§ PROBLEM SET:
• a. Repeat the Boulle desk text between "1078_5All known desks" and "7171, Lot 15].", inclusive, substituting "writing table" for every "bureau plat".
• b. Answer these questions from the Boulle desk text:
(i) What is the estimate for the desk in Swiss francs?
(ii) What are the desk's measurements?
(iii) What price did the comparable bureau plat achieve in 2005?
• c. Name every museum or collection that the Boulle desk text says holds a desk aux têtes de satyre.

§ TEXT:

========================================================================

Koller Auctions presents a bureau plat by the most important French cabinetmaker André-Charles Boulle to be offered at the upcoming auction for furniture and decoration in Zurich on September 18, 2014 [Sale A170, Lot 1078]. It is the discovery of a previously unknown masterpiece and the world’s first auction of a Boulle desk since 2005. The estimate for this museum piece is set at CHF 1.5 to 2.5 million (€1.25 to 2.083 million). In the early 18th century, André-Charles Boulle, first cabinetmaker at the court of the Sun King Louis XIV, delivered one of his prestigious writing tables (bureau plat) to a French aristocratic family, where it remained and was passed down over the centuries within the family until it eventually reached private castle estate in western Switzerland. Here it was rediscovered by Koller and consigned to an auction. The excellent quality of the desk, the complete provenance, and the fact that this piece of furniture has been unknown to the art market and research to date makes this current discovery a sensation.

1078_4The large, four-legged bureaux plats by André-Charles Boulle can be divided into three categories: desks with rolled corner bronzes, desks with têtes de femme, and desks with têtes de satyre. The latter made by Boulle as early as 1690 in several variations, for which reason it is his largest category. Among them is the example offered at Koller Auctions on September 18. It was created around 1720 in the style of the Regency, measures 195 x 98 x 80 cm, and is made of ebony and red and brown tortoiseshell. It offers an extremely fine brass inlay in the form of flowers, cartouches, and leaves. The desktop is covered with black leather and rests on the typical, distinctive curved legs. The desks name derives from the lush bronze fittings, designed as satyrs, gargoyles, leaves, and decorative friezes.

1078_5All known desks aux têtes de satyre can be found in the most prestigious museums of the world. The one to be offered at Koller is almost identical to the bureau plat acquired in 1985 by the Getty Museum in Los Angeles. Four other specimens are in the Royal Collection at Windsor Castle, The Wallace Collection in London, The Budapest Museum of Fine Arts, and at The Frick Collection in New York. Boulle desks are very rarely found at auction. The last time a comparable bureau plat was offered for sale was on 14 December 2005 as part of the famous Wildenstein auction in London. At that time the piece achieved 2.9 million pounds [Christie’s Sale 7171, Lot 15].

========================================================================

§ GIVEN DATA:
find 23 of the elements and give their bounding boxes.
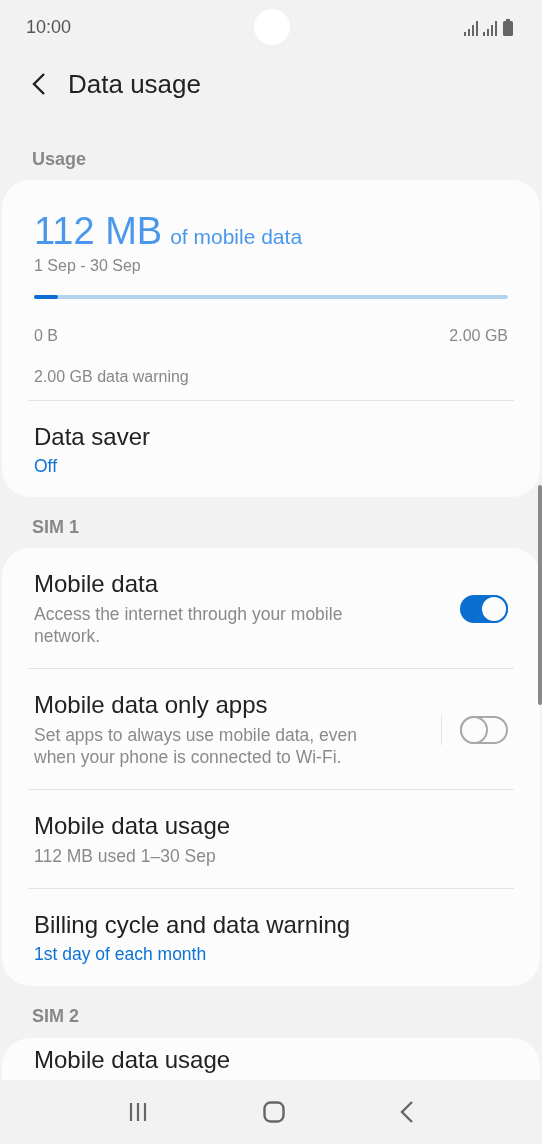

========================================================================

§ ANSWERS TO THE EXERCISES:
• a.
1078_5All known desks aux têtes de satyre can be found in the most prestigious museums of the world. The one to be offered at Koller is almost identical to the writing table acquired in 1985 by the Getty Museum in Los Angeles. Four other specimens are in the Royal Collection at Windsor Castle, The Wallace Collection in London, The Budapest Museum of Fine Arts, and at The Frick Collection in New York. Boulle desks are very rarely found at auction. The last time a comparable writing table was offered for sale was on 14 December 2005 as part of the famous Wildenstein auction in London. At that time the piece achieved 2.9 million pounds [Christie’s Sale 7171, Lot 15].

• b.
(i) CHF 1.5 to 2.5 million
(ii) 195 x 98 x 80 cm
(iii) 2.9 million pounds

• c.
- Getty Museum in Los Angeles
- Royal Collection at Windsor Castle
- The Wallace Collection in London
- The Budapest Museum of Fine Arts
- The Frick Collection in New York